課題のねらい: 以下のデータから、語「device」を含む行をすべて集め、そのまま書き写せ。

データ一覧:
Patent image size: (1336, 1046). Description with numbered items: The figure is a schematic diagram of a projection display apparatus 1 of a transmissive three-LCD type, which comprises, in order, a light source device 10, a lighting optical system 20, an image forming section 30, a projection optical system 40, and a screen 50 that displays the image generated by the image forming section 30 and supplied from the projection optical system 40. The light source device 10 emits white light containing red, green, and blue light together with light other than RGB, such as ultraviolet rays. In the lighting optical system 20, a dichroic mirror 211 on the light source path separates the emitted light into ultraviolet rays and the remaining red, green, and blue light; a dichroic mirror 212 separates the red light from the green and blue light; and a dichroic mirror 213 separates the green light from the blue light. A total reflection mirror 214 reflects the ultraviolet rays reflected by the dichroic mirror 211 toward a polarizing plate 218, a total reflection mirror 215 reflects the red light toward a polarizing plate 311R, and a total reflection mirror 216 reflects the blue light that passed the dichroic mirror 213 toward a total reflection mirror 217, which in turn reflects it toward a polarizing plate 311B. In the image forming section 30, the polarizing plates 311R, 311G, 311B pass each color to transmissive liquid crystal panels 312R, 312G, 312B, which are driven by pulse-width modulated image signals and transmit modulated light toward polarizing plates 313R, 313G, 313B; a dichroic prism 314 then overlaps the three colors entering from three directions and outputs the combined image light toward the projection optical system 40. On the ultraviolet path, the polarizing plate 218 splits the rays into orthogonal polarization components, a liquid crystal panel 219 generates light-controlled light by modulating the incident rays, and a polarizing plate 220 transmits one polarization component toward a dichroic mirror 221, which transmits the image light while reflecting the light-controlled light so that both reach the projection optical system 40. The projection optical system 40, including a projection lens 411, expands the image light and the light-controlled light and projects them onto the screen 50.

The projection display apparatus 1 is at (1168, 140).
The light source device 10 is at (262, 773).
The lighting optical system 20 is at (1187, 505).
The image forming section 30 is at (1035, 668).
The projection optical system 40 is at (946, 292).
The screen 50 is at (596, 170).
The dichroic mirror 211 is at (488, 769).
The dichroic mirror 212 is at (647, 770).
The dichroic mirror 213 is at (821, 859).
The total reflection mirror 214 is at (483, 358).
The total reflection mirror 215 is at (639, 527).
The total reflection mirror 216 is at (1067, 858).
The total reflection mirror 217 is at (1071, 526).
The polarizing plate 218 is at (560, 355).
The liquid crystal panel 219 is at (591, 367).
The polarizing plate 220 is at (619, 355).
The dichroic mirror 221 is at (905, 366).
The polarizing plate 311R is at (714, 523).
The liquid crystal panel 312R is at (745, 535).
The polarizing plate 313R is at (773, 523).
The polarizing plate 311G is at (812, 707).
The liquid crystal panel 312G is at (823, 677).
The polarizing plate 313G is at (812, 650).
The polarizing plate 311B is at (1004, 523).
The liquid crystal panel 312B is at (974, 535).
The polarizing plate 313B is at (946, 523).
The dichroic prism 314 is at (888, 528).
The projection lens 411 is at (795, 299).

...

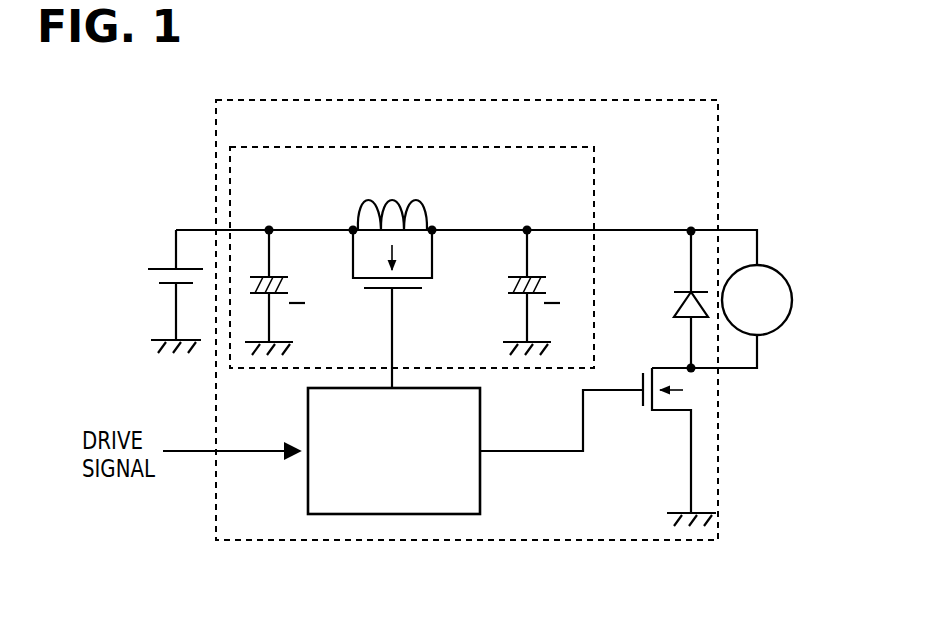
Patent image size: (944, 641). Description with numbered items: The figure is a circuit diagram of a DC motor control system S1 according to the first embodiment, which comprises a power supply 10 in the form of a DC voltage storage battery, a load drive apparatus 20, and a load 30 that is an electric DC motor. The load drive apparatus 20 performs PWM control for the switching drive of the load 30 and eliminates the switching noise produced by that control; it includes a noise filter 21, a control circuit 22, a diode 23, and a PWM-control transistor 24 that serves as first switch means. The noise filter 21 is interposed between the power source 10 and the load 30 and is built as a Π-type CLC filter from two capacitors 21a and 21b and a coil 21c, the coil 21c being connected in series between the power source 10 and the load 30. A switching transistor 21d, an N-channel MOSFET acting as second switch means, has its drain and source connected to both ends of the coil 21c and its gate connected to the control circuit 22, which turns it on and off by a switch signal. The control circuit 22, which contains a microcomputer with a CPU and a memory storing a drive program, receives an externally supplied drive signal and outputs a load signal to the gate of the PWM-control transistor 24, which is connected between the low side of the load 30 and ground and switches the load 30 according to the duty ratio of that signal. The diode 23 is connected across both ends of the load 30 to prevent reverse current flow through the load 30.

解答:
Patent image size: (1336, 1046). Description with numbered items: The figure is a schematic diagram of a projection display apparatus 1 of a transmissive three-LCD type, which comprises, in order, a light source device 10, a lighting optical system 20, an image forming section 30, a projection optical system 40, and a screen 50 that displays the image generated by the image forming section 30 and supplied from the projection optical system 40. The light source device 10 emits white light containing red, green, and blue light together with light other than RGB, such as ultraviolet rays. In the lighting optical system 20, a dichroic mirror 211 on the light source path separates the emitted light into ultraviolet rays and the remaining red, green, and blue light; a dichroic mirror 212 separates the red light from the green and blue light; and a dichroic mirror 213 separates the green light from the blue light. A total reflection mirror 214 reflects the ultraviolet rays reflected by the dichroic mirror 211 toward a polarizing plate 218, a total reflection mirror 215 reflects the red light toward a polarizing plate 311R, and a total reflection mirror 216 reflects the blue light that passed the dichroic mirror 213 toward a total reflection mirror 217, which in turn reflects it toward a polarizing plate 311B. In the image forming section 30, the polarizing plates 311R, 311G, 311B pass each color to transmissive liquid crystal panels 312R, 312G, 312B, which are driven by pulse-width modulated image signals and transmit modulated light toward polarizing plates 313R, 313G, 313B; a dichroic prism 314 then overlaps the three colors entering from three directions and outputs the combined image light toward the projection optical system 40. On the ultraviolet path, the polarizing plate 218 splits the rays into orthogonal polarization components, a liquid crystal panel 219 generates light-controlled light by modulating the incident rays, and a polarizing plate 220 transmits one polarization component toward a dichroic mirror 221, which transmits the image light while reflecting the light-controlled light so that both reach the projection optical system 40. The projection optical system 40, including a projection lens 411, expands the image light and the light-controlled light and projects them onto the screen 50.
The light source device 10 is at (262, 773).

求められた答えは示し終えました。